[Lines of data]

-- Begin --

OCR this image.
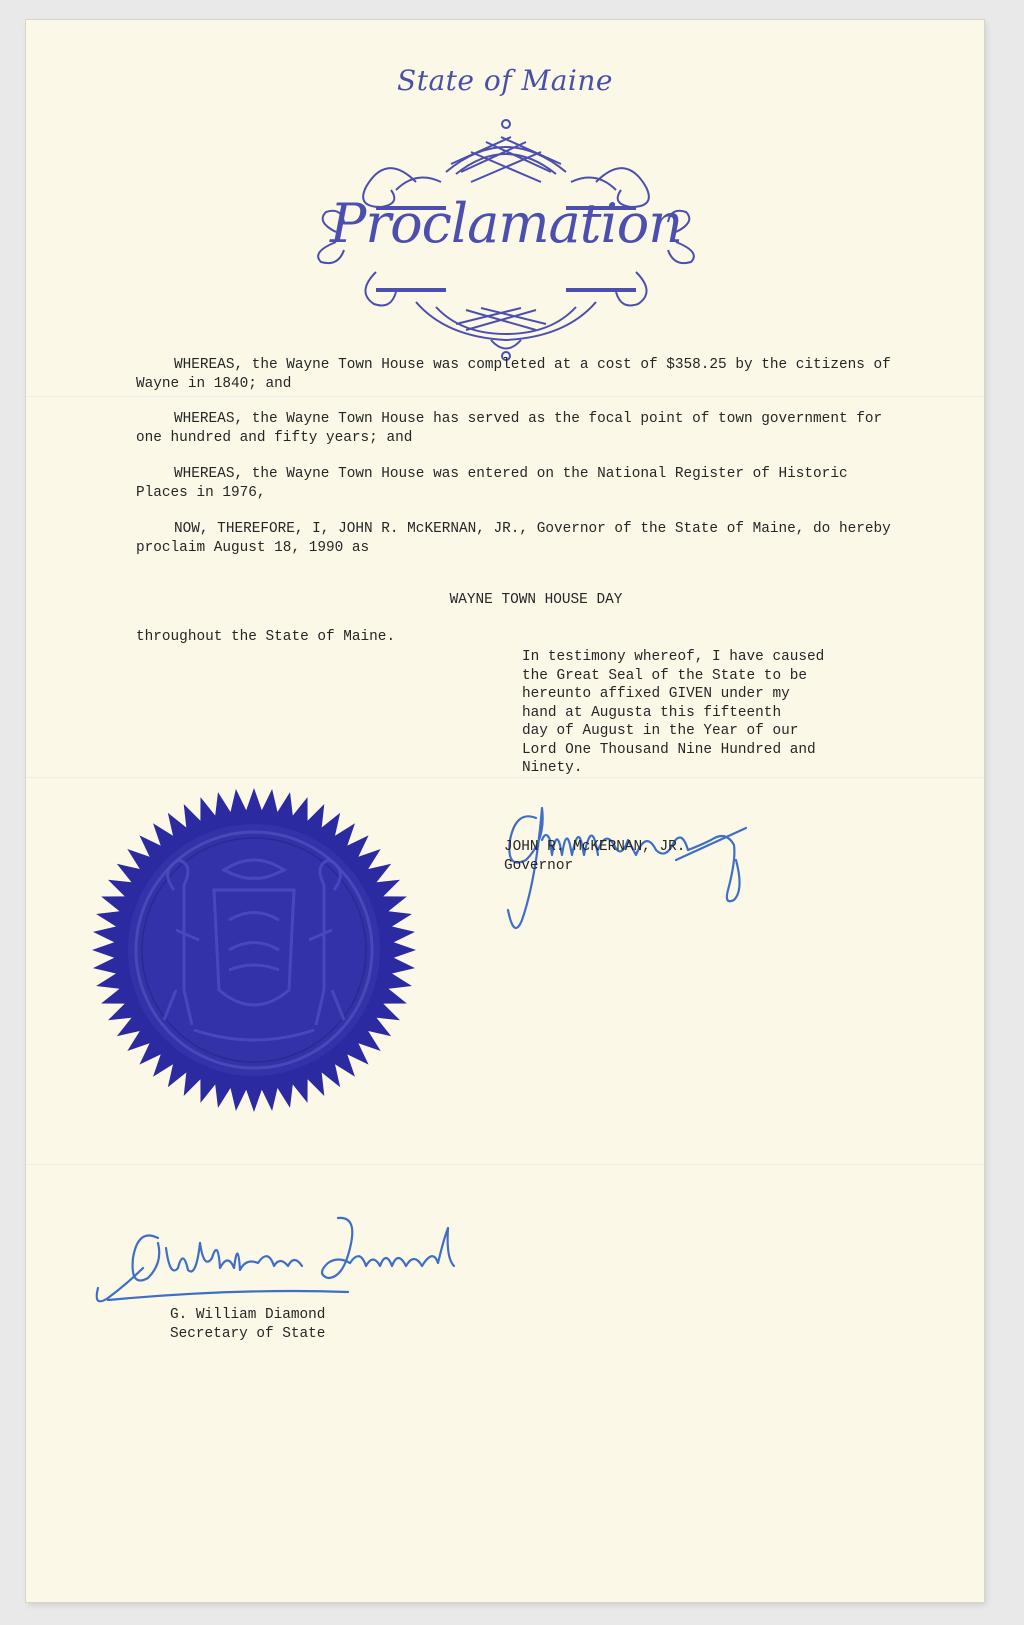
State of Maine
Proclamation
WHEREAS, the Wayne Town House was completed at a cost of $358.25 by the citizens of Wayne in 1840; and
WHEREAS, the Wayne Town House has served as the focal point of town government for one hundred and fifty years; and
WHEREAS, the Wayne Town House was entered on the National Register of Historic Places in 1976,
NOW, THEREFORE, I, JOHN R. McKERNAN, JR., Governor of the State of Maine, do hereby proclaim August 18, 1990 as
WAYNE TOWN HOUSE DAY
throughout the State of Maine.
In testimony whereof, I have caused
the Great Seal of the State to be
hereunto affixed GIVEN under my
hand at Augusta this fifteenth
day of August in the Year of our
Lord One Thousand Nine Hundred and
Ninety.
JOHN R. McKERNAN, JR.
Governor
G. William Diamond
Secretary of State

-- End --
-- Begin --

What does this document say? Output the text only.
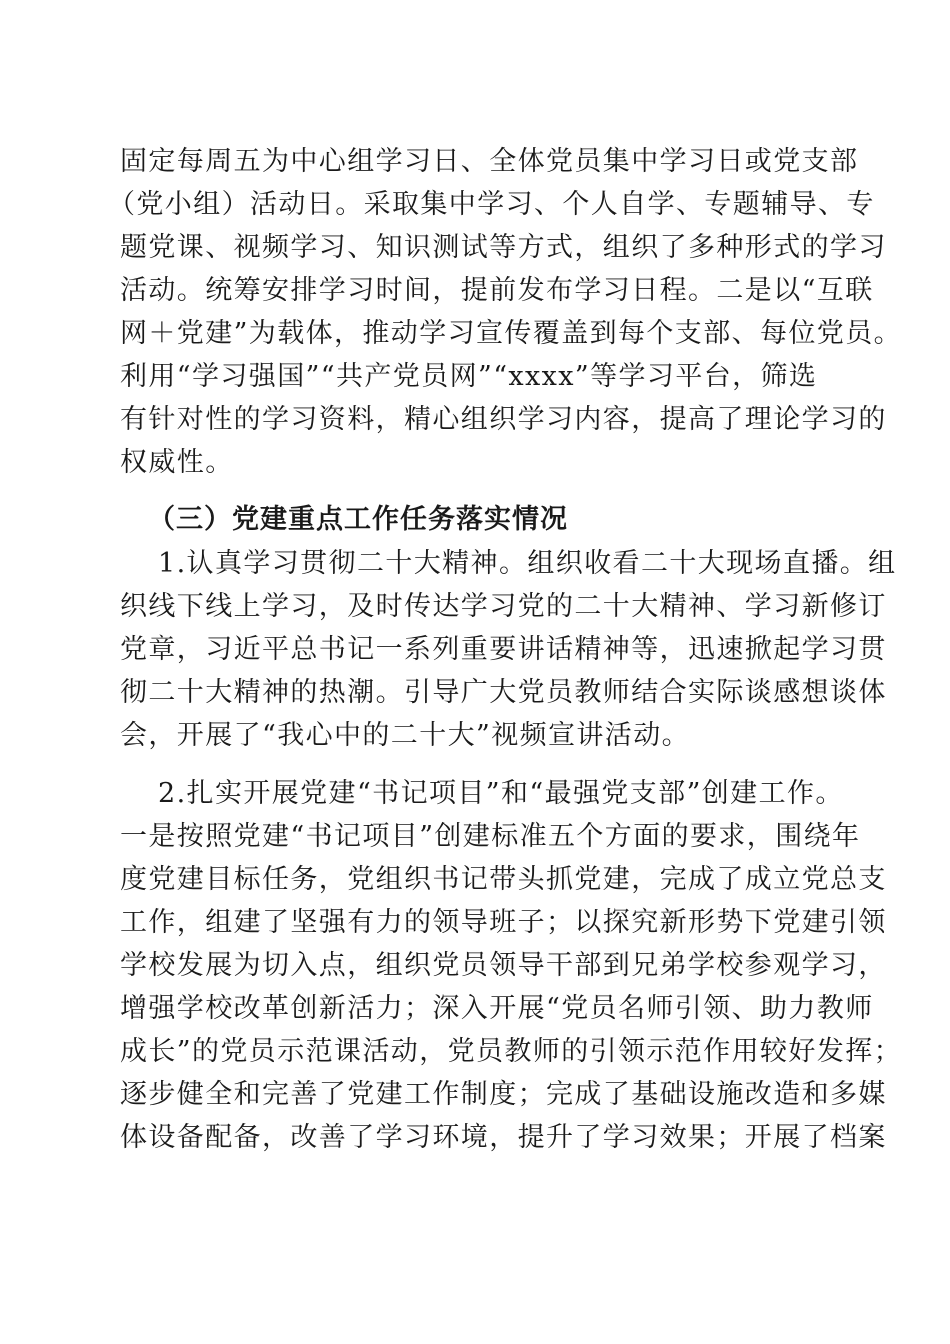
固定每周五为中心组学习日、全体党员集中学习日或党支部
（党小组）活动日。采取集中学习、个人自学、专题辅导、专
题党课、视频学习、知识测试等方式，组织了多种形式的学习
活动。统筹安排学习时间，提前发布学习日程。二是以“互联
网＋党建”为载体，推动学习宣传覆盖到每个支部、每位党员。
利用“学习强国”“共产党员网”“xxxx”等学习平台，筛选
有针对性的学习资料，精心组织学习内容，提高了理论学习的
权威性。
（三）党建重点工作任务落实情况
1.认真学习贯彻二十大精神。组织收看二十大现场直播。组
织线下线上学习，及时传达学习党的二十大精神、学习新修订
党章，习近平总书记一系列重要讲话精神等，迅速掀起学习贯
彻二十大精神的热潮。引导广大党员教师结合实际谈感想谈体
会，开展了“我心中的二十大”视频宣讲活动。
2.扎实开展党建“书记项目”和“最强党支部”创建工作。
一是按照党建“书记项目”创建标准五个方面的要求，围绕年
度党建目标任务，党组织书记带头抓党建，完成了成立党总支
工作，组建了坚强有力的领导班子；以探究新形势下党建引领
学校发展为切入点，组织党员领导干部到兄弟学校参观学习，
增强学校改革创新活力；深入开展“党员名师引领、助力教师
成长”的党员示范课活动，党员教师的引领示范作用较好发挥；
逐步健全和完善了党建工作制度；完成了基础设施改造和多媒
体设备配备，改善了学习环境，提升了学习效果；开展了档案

-- End --
-- Begin --

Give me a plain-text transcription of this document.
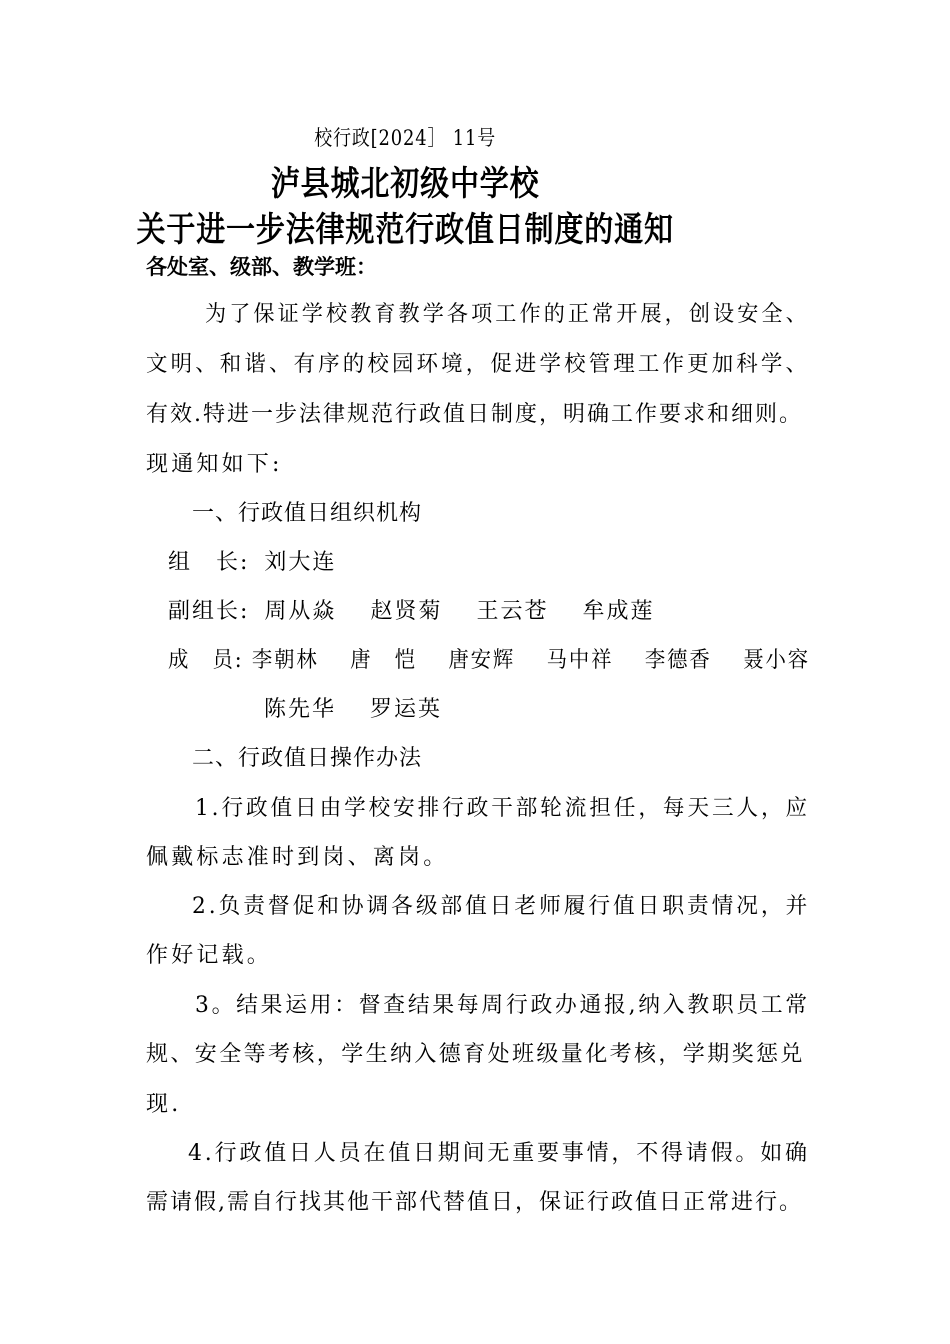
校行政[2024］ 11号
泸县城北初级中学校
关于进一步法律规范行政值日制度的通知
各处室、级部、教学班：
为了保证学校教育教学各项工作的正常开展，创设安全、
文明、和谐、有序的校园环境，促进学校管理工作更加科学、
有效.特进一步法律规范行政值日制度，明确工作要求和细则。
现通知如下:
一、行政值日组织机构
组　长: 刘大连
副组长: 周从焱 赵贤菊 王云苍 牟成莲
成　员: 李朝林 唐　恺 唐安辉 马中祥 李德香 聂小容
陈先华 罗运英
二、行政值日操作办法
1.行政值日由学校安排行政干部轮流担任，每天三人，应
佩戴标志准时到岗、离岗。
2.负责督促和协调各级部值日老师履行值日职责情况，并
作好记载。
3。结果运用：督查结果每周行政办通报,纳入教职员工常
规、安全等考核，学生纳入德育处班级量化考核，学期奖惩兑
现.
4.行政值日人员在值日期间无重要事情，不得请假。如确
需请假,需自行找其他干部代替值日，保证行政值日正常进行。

-- End --

• **JOB**
Select every line in the material above where the string "JOHN" occurs, and copy it.

• **REPLY TO THE EXERCISE**
NOW, THEREFORE, I, JOHN R. McKERNAN, JR., Governor of the State of Maine, do hereby proclaim August 18, 1990 as
JOHN R. McKERNAN, JR.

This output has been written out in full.